### Extracted records:
* * * * * * * * *

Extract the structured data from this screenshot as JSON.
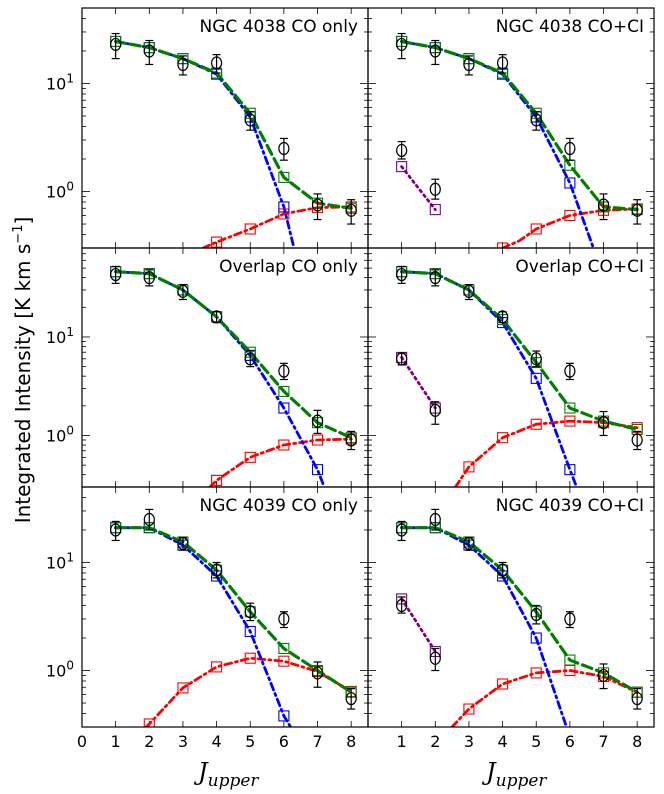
{
  "figure": {
    "ylabel_text": "Integrated Intensity [K km s",
    "ylabel_sup": "−1",
    "ylabel_close": "]",
    "xlabel_main": "J",
    "xlabel_sub": "upper",
    "x_ticks": [
      "0",
      "1",
      "2",
      "3",
      "4",
      "5",
      "6",
      "7",
      "8"
    ],
    "y_ticks": [
      {
        "value": 1,
        "label": "10",
        "sup": "0"
      },
      {
        "value": 10,
        "label": "10",
        "sup": "1"
      }
    ],
    "colors": {
      "data": "#000000",
      "total": "#007f00",
      "low": "#0000ff",
      "high": "#ff0000",
      "ci": "#800080"
    }
  },
  "chart_data": [
    {
      "type": "line",
      "title": "NGC 4038 CO only",
      "xlim": [
        0,
        8.5
      ],
      "ylim": [
        0.3,
        50
      ],
      "yscale": "log",
      "observed": {
        "x": [
          1,
          2,
          3,
          4,
          5,
          6,
          7,
          8
        ],
        "y": [
          23,
          20,
          15,
          15.5,
          4.6,
          2.5,
          0.75,
          0.67
        ],
        "err_low": [
          17,
          15,
          12,
          12.5,
          3.7,
          1.95,
          0.55,
          0.5
        ],
        "err_high": [
          29,
          25,
          18,
          18.5,
          5.5,
          3.1,
          0.95,
          0.84
        ]
      },
      "total": {
        "x": [
          1,
          2,
          3,
          4,
          5,
          6,
          7,
          8
        ],
        "y": [
          24.5,
          21.5,
          17,
          12.5,
          5.3,
          1.35,
          0.78,
          0.7
        ]
      },
      "low_component": {
        "x": [
          1,
          2,
          3,
          4,
          5,
          6,
          6.3
        ],
        "y": [
          24.5,
          21.5,
          17,
          12.2,
          4.9,
          0.72,
          0.3
        ]
      },
      "high_component": {
        "x": [
          3.6,
          4,
          5,
          6,
          7,
          8
        ],
        "y": [
          0.3,
          0.34,
          0.45,
          0.62,
          0.71,
          0.72
        ]
      }
    },
    {
      "type": "line",
      "title": "NGC 4038 CO+CI",
      "xlim": [
        0,
        8.5
      ],
      "ylim": [
        0.3,
        50
      ],
      "yscale": "log",
      "observed": {
        "x": [
          1,
          2,
          3,
          4,
          5,
          6,
          7,
          8
        ],
        "y": [
          23,
          20,
          15,
          15.5,
          4.6,
          2.5,
          0.75,
          0.67
        ],
        "err_low": [
          17,
          15,
          12,
          12.5,
          3.7,
          1.95,
          0.55,
          0.5
        ],
        "err_high": [
          29,
          25,
          18,
          18.5,
          5.5,
          3.1,
          0.95,
          0.84
        ]
      },
      "total": {
        "x": [
          1,
          2,
          3,
          4,
          5,
          6,
          7,
          8
        ],
        "y": [
          24.5,
          21.5,
          17,
          12.5,
          5.3,
          1.75,
          0.72,
          0.68
        ]
      },
      "low_component": {
        "x": [
          1,
          2,
          3,
          4,
          5,
          6,
          6.7
        ],
        "y": [
          24.5,
          21.5,
          17,
          12.2,
          4.9,
          1.2,
          0.3
        ]
      },
      "high_component": {
        "x": [
          4,
          4.5,
          5,
          6,
          7,
          8
        ],
        "y": [
          0.3,
          0.35,
          0.45,
          0.6,
          0.67,
          0.69
        ]
      },
      "ci": {
        "x": [
          1,
          2
        ],
        "y": [
          1.7,
          0.68
        ]
      },
      "ci_observed": {
        "x": [
          1,
          2
        ],
        "y": [
          2.4,
          1.05
        ],
        "err_low": [
          2.0,
          0.85
        ],
        "err_high": [
          2.9,
          1.3
        ]
      }
    },
    {
      "type": "line",
      "title": "Overlap CO only",
      "xlim": [
        0,
        8.5
      ],
      "ylim": [
        0.3,
        80
      ],
      "yscale": "log",
      "observed": {
        "x": [
          1,
          2,
          3,
          4,
          5,
          6,
          7,
          8
        ],
        "y": [
          43,
          40,
          29,
          16,
          6,
          4.5,
          1.4,
          0.9
        ],
        "err_low": [
          35,
          33,
          24,
          14,
          5,
          3.7,
          1.05,
          0.72
        ],
        "err_high": [
          52,
          48,
          34,
          18,
          7.2,
          5.4,
          1.8,
          1.1
        ]
      },
      "total": {
        "x": [
          1,
          2,
          3,
          4,
          5,
          6,
          7,
          8
        ],
        "y": [
          46,
          44,
          30,
          16,
          7,
          2.8,
          1.35,
          0.95
        ]
      },
      "low_component": {
        "x": [
          1,
          2,
          3,
          4,
          5,
          6,
          7,
          7.2
        ],
        "y": [
          46,
          44,
          30,
          16,
          6.5,
          1.9,
          0.45,
          0.3
        ]
      },
      "high_component": {
        "x": [
          3.8,
          4,
          5,
          6,
          7,
          8
        ],
        "y": [
          0.3,
          0.35,
          0.6,
          0.8,
          0.9,
          0.92
        ]
      }
    },
    {
      "type": "line",
      "title": "Overlap CO+CI",
      "xlim": [
        0,
        8.5
      ],
      "ylim": [
        0.3,
        80
      ],
      "yscale": "log",
      "observed": {
        "x": [
          1,
          2,
          3,
          4,
          5,
          6,
          7,
          8
        ],
        "y": [
          43,
          40,
          29,
          16,
          6,
          4.5,
          1.35,
          0.9
        ],
        "err_low": [
          35,
          33,
          24,
          14,
          5,
          3.7,
          1.0,
          0.72
        ],
        "err_high": [
          52,
          48,
          34,
          18,
          7.2,
          5.4,
          1.75,
          1.1
        ]
      },
      "total": {
        "x": [
          1,
          2,
          3,
          4,
          5,
          6,
          7,
          8
        ],
        "y": [
          46,
          44,
          30,
          15,
          5.5,
          1.9,
          1.4,
          1.15
        ]
      },
      "low_component": {
        "x": [
          1,
          2,
          3,
          4,
          5,
          6,
          6.2
        ],
        "y": [
          46,
          44,
          30,
          14,
          3.8,
          0.45,
          0.3
        ]
      },
      "high_component": {
        "x": [
          2.6,
          3,
          4,
          5,
          6,
          7,
          8
        ],
        "y": [
          0.3,
          0.48,
          0.95,
          1.3,
          1.4,
          1.35,
          1.2
        ]
      },
      "ci": {
        "x": [
          1,
          2
        ],
        "y": [
          6.2,
          1.9
        ]
      },
      "ci_observed": {
        "x": [
          1,
          2
        ],
        "y": [
          6.0,
          1.8
        ],
        "err_low": [
          5.2,
          1.3
        ],
        "err_high": [
          6.8,
          2.2
        ]
      }
    },
    {
      "type": "line",
      "title": "NGC 4039 CO only",
      "xlim": [
        0,
        8.5
      ],
      "ylim": [
        0.3,
        50
      ],
      "yscale": "log",
      "observed": {
        "x": [
          1,
          2,
          3,
          4,
          5,
          6,
          7,
          8
        ],
        "y": [
          20,
          25,
          15,
          8.5,
          3.5,
          3.0,
          0.95,
          0.55
        ],
        "err_low": [
          16,
          20,
          13,
          7.2,
          2.9,
          2.5,
          0.7,
          0.44
        ],
        "err_high": [
          24,
          31,
          17,
          10,
          4.2,
          3.5,
          1.2,
          0.68
        ]
      },
      "total": {
        "x": [
          1,
          2,
          3,
          4,
          5,
          6,
          7,
          8
        ],
        "y": [
          21,
          21,
          15.5,
          8.5,
          3.5,
          1.6,
          1.0,
          0.63
        ]
      },
      "low_component": {
        "x": [
          1,
          2,
          3,
          4,
          5,
          6,
          6.2
        ],
        "y": [
          21,
          21,
          14.5,
          7.5,
          2.3,
          0.38,
          0.3
        ]
      },
      "high_component": {
        "x": [
          1.9,
          2,
          3,
          4,
          5,
          6,
          7,
          8
        ],
        "y": [
          0.3,
          0.32,
          0.69,
          1.08,
          1.3,
          1.22,
          0.98,
          0.64
        ]
      }
    },
    {
      "type": "line",
      "title": "NGC 4039 CO+CI",
      "xlim": [
        0,
        8.5
      ],
      "ylim": [
        0.3,
        50
      ],
      "yscale": "log",
      "observed": {
        "x": [
          1,
          2,
          3,
          4,
          5,
          6,
          7,
          8
        ],
        "y": [
          20,
          25,
          15,
          8.5,
          3.3,
          3.0,
          0.9,
          0.55
        ],
        "err_low": [
          16,
          20,
          13,
          7.2,
          2.7,
          2.5,
          0.68,
          0.44
        ],
        "err_high": [
          24,
          31,
          17,
          10,
          4.0,
          3.5,
          1.15,
          0.68
        ]
      },
      "total": {
        "x": [
          1,
          2,
          3,
          4,
          5,
          6,
          7,
          8
        ],
        "y": [
          21,
          21,
          15.5,
          8.5,
          3.5,
          1.25,
          0.95,
          0.63
        ]
      },
      "low_component": {
        "x": [
          1,
          2,
          3,
          4,
          5,
          5.9
        ],
        "y": [
          21,
          21,
          14.5,
          7.5,
          2.0,
          0.3
        ]
      },
      "high_component": {
        "x": [
          2.5,
          3,
          4,
          5,
          6,
          7,
          8
        ],
        "y": [
          0.3,
          0.44,
          0.75,
          0.95,
          1.0,
          0.88,
          0.63
        ]
      },
      "ci": {
        "x": [
          1,
          2
        ],
        "y": [
          4.6,
          1.5
        ]
      },
      "ci_observed": {
        "x": [
          1,
          2
        ],
        "y": [
          4.0,
          1.3
        ],
        "err_low": [
          3.4,
          1.0
        ],
        "err_high": [
          4.8,
          1.6
        ]
      }
    }
  ]
}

* * * * * * * * *

### DIRECTIVE:
Pick out the lines above containing the word "title", then copy them.

### CORRECT OUTPUT:
      "title": "NGC 4038 CO only",
      "title": "NGC 4038 CO+CI",
      "title": "Overlap CO only",
      "title": "Overlap CO+CI",
      "title": "NGC 4039 CO only",
      "title": "NGC 4039 CO+CI",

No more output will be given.